What follows is a listing to be transcribed exactly.

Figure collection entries
########################################

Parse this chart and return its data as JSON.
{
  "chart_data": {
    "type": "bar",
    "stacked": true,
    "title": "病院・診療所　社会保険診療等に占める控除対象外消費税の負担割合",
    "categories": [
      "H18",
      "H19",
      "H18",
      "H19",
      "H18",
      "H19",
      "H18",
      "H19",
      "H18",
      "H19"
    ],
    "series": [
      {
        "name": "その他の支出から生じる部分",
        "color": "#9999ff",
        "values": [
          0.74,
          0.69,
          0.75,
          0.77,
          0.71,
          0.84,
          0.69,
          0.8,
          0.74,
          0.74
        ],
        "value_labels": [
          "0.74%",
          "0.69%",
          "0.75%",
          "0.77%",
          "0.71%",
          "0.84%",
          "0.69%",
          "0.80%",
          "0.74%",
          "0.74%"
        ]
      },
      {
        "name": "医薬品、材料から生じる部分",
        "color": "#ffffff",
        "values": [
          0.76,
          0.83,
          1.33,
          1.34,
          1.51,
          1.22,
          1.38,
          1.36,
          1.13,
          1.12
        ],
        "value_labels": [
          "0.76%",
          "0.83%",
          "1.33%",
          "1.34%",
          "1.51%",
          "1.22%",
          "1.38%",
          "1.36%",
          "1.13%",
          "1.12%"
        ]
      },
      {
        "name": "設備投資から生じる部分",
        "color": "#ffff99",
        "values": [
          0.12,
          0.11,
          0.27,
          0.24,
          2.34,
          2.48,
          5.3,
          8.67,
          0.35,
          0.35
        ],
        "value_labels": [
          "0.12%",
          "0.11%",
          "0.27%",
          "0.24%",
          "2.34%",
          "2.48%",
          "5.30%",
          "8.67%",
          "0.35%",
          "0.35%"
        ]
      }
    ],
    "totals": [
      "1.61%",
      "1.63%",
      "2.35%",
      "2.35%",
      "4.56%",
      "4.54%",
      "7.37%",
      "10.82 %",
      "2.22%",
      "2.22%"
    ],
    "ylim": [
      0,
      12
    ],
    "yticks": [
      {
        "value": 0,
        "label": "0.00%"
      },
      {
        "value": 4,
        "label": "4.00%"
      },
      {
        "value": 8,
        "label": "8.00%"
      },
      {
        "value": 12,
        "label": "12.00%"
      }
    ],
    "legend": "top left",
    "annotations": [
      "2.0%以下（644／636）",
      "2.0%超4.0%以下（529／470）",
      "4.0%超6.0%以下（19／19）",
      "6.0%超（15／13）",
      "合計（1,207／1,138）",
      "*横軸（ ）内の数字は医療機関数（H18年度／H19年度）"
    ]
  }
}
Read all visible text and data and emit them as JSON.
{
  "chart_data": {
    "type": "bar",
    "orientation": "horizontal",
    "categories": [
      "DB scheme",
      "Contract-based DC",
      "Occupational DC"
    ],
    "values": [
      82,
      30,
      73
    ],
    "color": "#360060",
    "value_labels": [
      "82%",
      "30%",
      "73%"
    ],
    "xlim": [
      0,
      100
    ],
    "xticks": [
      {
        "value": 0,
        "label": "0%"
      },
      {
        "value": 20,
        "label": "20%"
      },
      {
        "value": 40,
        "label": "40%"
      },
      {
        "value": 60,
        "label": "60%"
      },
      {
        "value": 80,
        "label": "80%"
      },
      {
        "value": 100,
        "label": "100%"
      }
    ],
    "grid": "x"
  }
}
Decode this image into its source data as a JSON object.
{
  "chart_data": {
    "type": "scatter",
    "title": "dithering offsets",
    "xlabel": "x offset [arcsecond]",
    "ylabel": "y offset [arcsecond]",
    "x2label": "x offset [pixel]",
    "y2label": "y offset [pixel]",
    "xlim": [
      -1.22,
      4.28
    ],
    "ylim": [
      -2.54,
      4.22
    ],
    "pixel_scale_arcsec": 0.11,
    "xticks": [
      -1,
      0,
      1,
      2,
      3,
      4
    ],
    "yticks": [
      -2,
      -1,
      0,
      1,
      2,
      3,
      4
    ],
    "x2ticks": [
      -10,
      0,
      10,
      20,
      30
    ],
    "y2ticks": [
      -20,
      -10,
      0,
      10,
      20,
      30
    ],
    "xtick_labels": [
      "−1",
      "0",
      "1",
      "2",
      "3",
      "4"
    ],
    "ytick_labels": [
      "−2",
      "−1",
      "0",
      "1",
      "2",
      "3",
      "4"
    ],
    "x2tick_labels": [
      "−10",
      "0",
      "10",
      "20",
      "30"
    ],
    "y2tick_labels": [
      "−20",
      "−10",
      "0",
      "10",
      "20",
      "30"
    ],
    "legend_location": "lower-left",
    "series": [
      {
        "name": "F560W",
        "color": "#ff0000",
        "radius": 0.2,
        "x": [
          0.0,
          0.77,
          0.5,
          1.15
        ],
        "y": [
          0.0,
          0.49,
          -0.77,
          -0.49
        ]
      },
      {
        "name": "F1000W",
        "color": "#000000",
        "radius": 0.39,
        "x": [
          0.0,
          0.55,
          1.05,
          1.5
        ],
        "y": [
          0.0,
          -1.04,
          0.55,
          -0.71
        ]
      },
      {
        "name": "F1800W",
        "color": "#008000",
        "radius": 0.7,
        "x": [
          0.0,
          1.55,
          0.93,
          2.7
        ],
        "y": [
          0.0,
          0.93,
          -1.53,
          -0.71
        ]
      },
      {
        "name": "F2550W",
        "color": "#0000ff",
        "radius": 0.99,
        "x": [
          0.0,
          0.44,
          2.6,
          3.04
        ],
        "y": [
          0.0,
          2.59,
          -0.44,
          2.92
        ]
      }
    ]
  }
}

########################################

WRITTEN ANSWER -
Parse this chart and return its data as JSON.
{
  "chart_data": {
    "type": "bar",
    "stacked": true,
    "title": "病院・診療所　社会保険診療等に占める控除対象外消費税の負担割合",
    "categories": [
      "H18",
      "H19",
      "H18",
      "H19",
      "H18",
      "H19",
      "H18",
      "H19",
      "H18",
      "H19"
    ],
    "series": [
      {
        "name": "その他の支出から生じる部分",
        "color": "#9999ff",
        "values": [
          0.74,
          0.69,
          0.75,
          0.77,
          0.71,
          0.84,
          0.69,
          0.8,
          0.74,
          0.74
        ],
        "value_labels": [
          "0.74%",
          "0.69%",
          "0.75%",
          "0.77%",
          "0.71%",
          "0.84%",
          "0.69%",
          "0.80%",
          "0.74%",
          "0.74%"
        ]
      },
      {
        "name": "医薬品、材料から生じる部分",
        "color": "#ffffff",
        "values": [
          0.76,
          0.83,
          1.33,
          1.34,
          1.51,
          1.22,
          1.38,
          1.36,
          1.13,
          1.12
        ],
        "value_labels": [
          "0.76%",
          "0.83%",
          "1.33%",
          "1.34%",
          "1.51%",
          "1.22%",
          "1.38%",
          "1.36%",
          "1.13%",
          "1.12%"
        ]
      },
      {
        "name": "設備投資から生じる部分",
        "color": "#ffff99",
        "values": [
          0.12,
          0.11,
          0.27,
          0.24,
          2.34,
          2.48,
          5.3,
          8.67,
          0.35,
          0.35
        ],
        "value_labels": [
          "0.12%",
          "0.11%",
          "0.27%",
          "0.24%",
          "2.34%",
          "2.48%",
          "5.30%",
          "8.67%",
          "0.35%",
          "0.35%"
        ]
      }
    ],
    "totals": [
      "1.61%",
      "1.63%",
      "2.35%",
      "2.35%",
      "4.56%",
      "4.54%",
      "7.37%",
      "10.82 %",
      "2.22%",
      "2.22%"
    ],
    "ylim": [
      0,
      12
    ],
    "yticks": [
      {
        "value": 0,
        "label": "0.00%"
      },
      {
        "value": 4,
        "label": "4.00%"
      },
      {
        "value": 8,
        "label": "8.00%"
      },
      {
        "value": 12,
        "label": "12.00%"
      }
    ],
    "legend": "top left",
    "annotations": [
      "2.0%以下（644／636）",
      "2.0%超4.0%以下（529／470）",
      "4.0%超6.0%以下（19／19）",
      "6.0%超（15／13）",
      "合計（1,207／1,138）",
      "*横軸（ ）内の数字は医療機関数（H18年度／H19年度）"
    ]
  }
}
Read all visible text and data and emit them as JSON.
{
  "chart_data": {
    "type": "bar",
    "orientation": "horizontal",
    "categories": [
      "DB scheme",
      "Contract-based DC",
      "Occupational DC"
    ],
    "values": [
      82,
      30,
      73
    ],
    "color": "#360060",
    "value_labels": [
      "82%",
      "30%",
      "73%"
    ],
    "xlim": [
      0,
      100
    ],
    "xticks": [
      {
        "value": 0,
        "label": "0%"
      },
      {
        "value": 20,
        "label": "20%"
      },
      {
        "value": 40,
        "label": "40%"
      },
      {
        "value": 60,
        "label": "60%"
      },
      {
        "value": 80,
        "label": "80%"
      },
      {
        "value": 100,
        "label": "100%"
      }
    ],
    "grid": "x"
  }
}
Decode this image into its source data as a JSON object.
{
  "chart_data": {
    "type": "scatter",
    "title": "dithering offsets",
    "xlabel": "x offset [arcsecond]",
    "ylabel": "y offset [arcsecond]",
    "x2label": "x offset [pixel]",
    "y2label": "y offset [pixel]",
    "xlim": [
      -1.22,
      4.28
    ],
    "ylim": [
      -2.54,
      4.22
    ],
    "pixel_scale_arcsec": 0.11,
    "xticks": [
      -1,
      0,
      1,
      2,
      3,
      4
    ],
    "yticks": [
      -2,
      -1,
      0,
      1,
      2,
      3,
      4
    ],
    "x2ticks": [
      -10,
      0,
      10,
      20,
      30
    ],
    "y2ticks": [
      -20,
      -10,
      0,
      10,
      20,
      30
    ],
    "xtick_labels": [
      "−1",
      "0",
      "1",
      "2",
      "3",
      "4"
    ],
    "ytick_labels": [
      "−2",
      "−1",
      "0",
      "1",
      "2",
      "3",
      "4"
    ],
    "x2tick_labels": [
      "−10",
      "0",
      "10",
      "20",
      "30"
    ],
    "y2tick_labels": [
      "−20",
      "−10",
      "0",
      "10",
      "20",
      "30"
    ],
    "legend_location": "lower-left",
    "series": [
      {
        "name": "F560W",
        "color": "#ff0000",
        "radius": 0.2,
        "x": [
          0.0,
          0.77,
          0.5,
          1.15
        ],
        "y": [
          0.0,
          0.49,
          -0.77,
          -0.49
        ]
      },
      {
        "name": "F1000W",
        "color": "#000000",
        "radius": 0.39,
        "x": [
          0.0,
          0.55,
          1.05,
          1.5
        ],
        "y": [
          0.0,
          -1.04,
          0.55,
          -0.71
        ]
      },
      {
        "name": "F1800W",
        "color": "#008000",
        "radius": 0.7,
        "x": [
          0.0,
          1.55,
          0.93,
          2.7
        ],
        "y": [
          0.0,
          0.93,
          -1.53,
          -0.71
        ]
      },
      {
        "name": "F2550W",
        "color": "#0000ff",
        "radius": 0.99,
        "x": [
          0.0,
          0.44,
          2.6,
          3.04
        ],
        "y": [
          0.0,
          2.59,
          -0.44,
          2.92
        ]
      }
    ]
  }
}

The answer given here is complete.